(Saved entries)
<<<<

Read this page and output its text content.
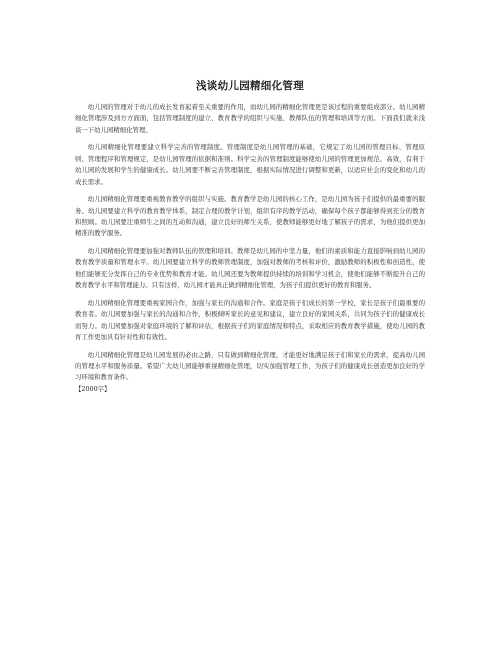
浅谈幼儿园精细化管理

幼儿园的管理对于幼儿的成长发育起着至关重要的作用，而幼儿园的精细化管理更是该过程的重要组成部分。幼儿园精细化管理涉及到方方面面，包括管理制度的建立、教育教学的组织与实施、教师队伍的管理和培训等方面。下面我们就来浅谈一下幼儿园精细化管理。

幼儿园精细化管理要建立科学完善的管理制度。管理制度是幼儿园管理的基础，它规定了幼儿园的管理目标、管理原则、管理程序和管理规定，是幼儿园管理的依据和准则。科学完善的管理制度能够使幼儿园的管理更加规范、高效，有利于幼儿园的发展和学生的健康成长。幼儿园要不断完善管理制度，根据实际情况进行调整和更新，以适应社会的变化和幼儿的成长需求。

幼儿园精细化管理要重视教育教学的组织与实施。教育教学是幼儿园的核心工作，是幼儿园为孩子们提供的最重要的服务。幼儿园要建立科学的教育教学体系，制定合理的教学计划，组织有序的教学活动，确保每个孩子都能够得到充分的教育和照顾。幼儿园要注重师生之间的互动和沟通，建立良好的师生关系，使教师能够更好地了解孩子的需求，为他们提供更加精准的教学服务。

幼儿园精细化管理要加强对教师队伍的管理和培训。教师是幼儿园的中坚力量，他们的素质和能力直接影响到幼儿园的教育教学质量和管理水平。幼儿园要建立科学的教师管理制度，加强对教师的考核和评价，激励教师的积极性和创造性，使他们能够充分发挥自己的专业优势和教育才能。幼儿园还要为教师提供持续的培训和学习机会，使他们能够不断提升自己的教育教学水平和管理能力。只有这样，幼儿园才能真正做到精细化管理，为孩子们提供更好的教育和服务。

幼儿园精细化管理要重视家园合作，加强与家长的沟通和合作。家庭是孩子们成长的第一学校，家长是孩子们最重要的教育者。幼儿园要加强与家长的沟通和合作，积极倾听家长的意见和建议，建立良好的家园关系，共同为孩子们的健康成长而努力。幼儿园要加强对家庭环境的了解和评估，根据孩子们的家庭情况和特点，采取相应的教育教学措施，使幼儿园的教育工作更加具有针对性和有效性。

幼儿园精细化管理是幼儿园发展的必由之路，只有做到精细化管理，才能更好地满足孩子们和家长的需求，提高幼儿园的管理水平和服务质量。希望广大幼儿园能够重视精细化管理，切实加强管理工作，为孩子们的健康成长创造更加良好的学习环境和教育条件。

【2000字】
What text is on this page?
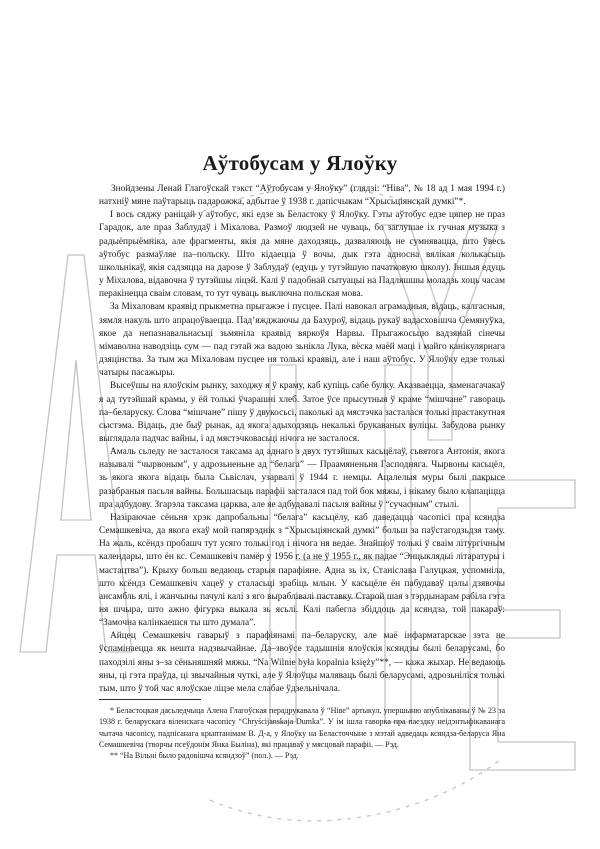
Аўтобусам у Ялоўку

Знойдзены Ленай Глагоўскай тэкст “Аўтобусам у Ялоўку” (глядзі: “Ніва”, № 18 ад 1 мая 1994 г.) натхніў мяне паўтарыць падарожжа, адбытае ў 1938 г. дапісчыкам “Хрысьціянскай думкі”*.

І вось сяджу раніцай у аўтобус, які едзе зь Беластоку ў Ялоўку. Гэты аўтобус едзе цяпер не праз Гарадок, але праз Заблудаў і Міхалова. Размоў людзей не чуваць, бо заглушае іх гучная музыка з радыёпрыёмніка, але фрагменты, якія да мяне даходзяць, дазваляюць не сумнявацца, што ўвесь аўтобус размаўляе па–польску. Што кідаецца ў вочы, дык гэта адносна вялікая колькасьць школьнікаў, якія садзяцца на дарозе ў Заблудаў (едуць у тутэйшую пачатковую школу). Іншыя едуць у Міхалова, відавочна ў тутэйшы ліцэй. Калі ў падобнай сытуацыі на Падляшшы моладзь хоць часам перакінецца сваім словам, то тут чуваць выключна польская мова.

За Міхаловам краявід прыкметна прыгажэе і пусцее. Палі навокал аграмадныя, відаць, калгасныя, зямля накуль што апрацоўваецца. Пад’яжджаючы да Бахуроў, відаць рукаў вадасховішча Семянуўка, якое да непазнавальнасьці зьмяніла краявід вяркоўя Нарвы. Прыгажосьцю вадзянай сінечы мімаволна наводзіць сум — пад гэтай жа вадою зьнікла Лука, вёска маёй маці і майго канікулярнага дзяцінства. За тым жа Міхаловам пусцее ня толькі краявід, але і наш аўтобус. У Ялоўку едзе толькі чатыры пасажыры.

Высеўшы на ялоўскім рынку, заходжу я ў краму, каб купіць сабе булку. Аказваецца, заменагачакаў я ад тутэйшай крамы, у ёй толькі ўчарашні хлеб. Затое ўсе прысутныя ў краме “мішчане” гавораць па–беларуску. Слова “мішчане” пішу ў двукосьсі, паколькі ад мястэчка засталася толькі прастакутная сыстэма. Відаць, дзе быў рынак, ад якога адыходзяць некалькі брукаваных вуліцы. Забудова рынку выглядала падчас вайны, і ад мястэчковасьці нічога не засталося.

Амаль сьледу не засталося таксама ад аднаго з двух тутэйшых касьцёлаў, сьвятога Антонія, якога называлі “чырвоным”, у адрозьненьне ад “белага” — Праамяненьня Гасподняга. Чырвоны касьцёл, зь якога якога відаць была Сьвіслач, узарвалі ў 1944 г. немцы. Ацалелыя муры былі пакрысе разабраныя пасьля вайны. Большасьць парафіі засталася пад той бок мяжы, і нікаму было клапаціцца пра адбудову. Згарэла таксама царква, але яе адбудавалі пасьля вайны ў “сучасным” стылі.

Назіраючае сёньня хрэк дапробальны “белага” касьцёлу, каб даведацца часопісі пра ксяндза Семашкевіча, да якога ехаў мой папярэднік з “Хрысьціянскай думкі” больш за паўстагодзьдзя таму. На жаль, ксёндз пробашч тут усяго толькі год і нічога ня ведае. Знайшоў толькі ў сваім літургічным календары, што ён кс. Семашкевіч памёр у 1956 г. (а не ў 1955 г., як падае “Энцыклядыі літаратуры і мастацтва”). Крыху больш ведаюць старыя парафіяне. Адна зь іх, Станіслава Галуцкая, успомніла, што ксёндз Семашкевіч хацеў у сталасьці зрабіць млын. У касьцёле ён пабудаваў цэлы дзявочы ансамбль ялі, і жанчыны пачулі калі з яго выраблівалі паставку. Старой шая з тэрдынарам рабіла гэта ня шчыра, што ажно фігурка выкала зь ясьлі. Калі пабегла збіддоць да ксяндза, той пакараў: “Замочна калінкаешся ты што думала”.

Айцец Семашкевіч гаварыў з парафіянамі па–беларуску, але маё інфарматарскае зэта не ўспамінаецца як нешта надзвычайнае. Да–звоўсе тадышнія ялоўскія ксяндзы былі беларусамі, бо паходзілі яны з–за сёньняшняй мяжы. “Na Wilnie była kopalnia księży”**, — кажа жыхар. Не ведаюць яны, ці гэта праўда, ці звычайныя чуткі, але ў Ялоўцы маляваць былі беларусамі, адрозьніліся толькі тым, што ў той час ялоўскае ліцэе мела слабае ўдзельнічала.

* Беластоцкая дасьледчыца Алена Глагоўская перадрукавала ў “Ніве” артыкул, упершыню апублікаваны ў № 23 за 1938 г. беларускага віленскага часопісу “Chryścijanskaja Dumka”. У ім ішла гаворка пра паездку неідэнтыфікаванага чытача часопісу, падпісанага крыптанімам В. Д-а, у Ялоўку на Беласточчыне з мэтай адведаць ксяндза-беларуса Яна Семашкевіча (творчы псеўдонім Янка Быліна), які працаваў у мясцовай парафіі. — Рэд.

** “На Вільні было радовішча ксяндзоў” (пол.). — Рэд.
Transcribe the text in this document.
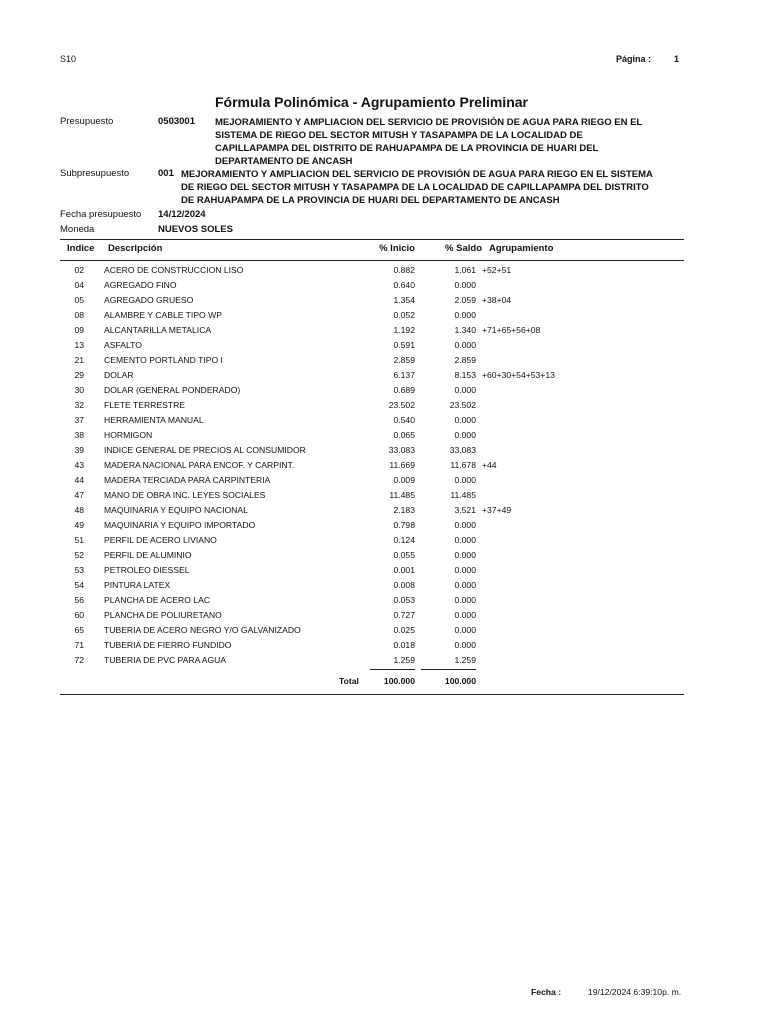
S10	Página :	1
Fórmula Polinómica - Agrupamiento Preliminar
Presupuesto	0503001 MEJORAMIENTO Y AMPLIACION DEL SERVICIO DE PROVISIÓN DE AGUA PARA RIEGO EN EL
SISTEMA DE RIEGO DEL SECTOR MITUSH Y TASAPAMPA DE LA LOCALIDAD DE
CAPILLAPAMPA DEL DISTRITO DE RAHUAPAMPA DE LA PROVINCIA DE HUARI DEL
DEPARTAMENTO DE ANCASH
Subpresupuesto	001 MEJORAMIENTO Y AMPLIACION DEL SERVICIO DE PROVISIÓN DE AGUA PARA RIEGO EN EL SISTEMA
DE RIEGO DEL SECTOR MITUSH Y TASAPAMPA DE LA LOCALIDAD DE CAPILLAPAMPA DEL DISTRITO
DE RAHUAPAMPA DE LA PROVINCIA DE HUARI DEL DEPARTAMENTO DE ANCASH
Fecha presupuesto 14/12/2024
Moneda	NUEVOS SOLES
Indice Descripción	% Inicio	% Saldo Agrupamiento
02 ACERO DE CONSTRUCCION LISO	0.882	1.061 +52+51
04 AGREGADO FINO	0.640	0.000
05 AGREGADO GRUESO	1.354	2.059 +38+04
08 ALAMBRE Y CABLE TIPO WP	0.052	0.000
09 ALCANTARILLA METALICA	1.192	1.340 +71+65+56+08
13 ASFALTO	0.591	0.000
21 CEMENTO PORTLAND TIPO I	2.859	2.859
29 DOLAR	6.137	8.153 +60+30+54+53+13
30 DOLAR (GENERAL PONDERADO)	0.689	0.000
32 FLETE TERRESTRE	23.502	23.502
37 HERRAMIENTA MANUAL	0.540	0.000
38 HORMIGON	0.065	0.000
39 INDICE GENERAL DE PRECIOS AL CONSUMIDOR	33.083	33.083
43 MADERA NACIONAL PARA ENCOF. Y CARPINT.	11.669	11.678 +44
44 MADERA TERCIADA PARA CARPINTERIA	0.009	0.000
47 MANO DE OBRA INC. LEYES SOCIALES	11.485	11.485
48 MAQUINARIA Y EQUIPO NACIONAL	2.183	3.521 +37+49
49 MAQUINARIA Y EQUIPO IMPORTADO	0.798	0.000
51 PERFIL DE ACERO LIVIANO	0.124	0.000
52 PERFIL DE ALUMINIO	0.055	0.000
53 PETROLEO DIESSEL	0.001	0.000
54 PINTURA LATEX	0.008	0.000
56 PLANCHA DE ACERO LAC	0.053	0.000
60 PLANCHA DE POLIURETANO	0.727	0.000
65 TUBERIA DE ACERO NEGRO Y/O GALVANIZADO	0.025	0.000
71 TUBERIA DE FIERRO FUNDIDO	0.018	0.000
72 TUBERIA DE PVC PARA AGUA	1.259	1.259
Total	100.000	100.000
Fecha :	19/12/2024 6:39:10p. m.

>>>>

### WORK TO BE COMPLETED:
Gather every line from the listing above in which "SERVICIO" appears, and copy those lines.

### WORKED ANSWER:
Presupuesto	0503001 MEJORAMIENTO Y AMPLIACION DEL SERVICIO DE PROVISIÓN DE AGUA PARA RIEGO EN EL
Subpresupuesto	001 MEJORAMIENTO Y AMPLIACION DEL SERVICIO DE PROVISIÓN DE AGUA PARA RIEGO EN EL SISTEMA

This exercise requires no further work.